Rows:
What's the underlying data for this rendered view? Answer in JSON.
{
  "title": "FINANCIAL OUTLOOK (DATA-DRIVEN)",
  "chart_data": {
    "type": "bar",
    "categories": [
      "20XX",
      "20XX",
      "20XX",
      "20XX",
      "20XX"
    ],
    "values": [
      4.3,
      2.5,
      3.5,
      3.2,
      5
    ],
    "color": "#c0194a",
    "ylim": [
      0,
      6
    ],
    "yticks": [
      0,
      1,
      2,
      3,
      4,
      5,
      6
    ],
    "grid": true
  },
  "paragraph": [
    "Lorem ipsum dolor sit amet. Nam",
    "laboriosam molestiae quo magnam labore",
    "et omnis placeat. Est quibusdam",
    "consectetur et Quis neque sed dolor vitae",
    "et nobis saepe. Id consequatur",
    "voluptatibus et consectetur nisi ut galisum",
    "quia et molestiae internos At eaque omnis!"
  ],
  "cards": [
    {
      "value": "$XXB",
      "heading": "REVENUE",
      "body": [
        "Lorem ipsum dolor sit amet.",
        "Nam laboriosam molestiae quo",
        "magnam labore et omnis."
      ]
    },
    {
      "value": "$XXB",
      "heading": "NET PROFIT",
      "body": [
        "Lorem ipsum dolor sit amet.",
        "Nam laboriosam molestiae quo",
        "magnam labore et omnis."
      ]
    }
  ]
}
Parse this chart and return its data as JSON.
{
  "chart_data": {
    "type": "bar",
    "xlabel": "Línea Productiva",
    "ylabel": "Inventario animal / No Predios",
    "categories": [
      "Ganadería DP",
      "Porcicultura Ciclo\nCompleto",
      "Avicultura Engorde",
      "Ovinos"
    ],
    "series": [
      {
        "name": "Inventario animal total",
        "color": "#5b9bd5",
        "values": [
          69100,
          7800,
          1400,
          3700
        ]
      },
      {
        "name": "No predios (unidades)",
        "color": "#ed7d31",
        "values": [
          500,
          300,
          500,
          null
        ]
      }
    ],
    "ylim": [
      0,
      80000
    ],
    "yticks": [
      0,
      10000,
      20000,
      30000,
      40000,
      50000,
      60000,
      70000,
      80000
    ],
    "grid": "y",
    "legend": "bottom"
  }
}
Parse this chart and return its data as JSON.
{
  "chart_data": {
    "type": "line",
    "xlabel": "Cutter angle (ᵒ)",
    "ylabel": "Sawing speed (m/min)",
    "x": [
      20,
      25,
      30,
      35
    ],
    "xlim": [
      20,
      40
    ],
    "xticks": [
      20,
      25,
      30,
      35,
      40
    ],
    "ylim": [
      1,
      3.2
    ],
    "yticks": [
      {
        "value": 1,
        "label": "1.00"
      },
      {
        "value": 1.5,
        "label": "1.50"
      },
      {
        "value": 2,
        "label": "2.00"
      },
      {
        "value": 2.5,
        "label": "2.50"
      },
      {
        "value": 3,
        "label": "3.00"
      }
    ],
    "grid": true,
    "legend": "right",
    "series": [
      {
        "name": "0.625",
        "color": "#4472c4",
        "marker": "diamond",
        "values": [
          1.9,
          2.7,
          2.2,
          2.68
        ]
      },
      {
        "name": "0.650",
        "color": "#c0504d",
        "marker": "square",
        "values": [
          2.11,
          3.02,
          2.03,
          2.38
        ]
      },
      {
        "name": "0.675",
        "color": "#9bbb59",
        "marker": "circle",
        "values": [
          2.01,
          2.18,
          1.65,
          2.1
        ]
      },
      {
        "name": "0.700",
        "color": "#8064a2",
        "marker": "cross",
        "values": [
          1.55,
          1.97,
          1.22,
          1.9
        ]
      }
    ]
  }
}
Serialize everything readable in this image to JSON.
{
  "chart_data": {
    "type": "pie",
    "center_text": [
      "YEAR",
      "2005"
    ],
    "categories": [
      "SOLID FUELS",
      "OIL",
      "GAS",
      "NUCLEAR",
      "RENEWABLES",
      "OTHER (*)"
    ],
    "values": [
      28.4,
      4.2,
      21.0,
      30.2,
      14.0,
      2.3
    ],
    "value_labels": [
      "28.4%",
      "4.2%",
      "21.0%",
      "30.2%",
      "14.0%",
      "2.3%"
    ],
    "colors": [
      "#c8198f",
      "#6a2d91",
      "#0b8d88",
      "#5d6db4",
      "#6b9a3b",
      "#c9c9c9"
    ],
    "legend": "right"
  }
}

Problem to work on:
Identify lines with the string "xlabel". Copy each one.

Task output:
    "xlabel": "Línea Productiva",
    "xlabel": "Cutter angle (ᵒ)",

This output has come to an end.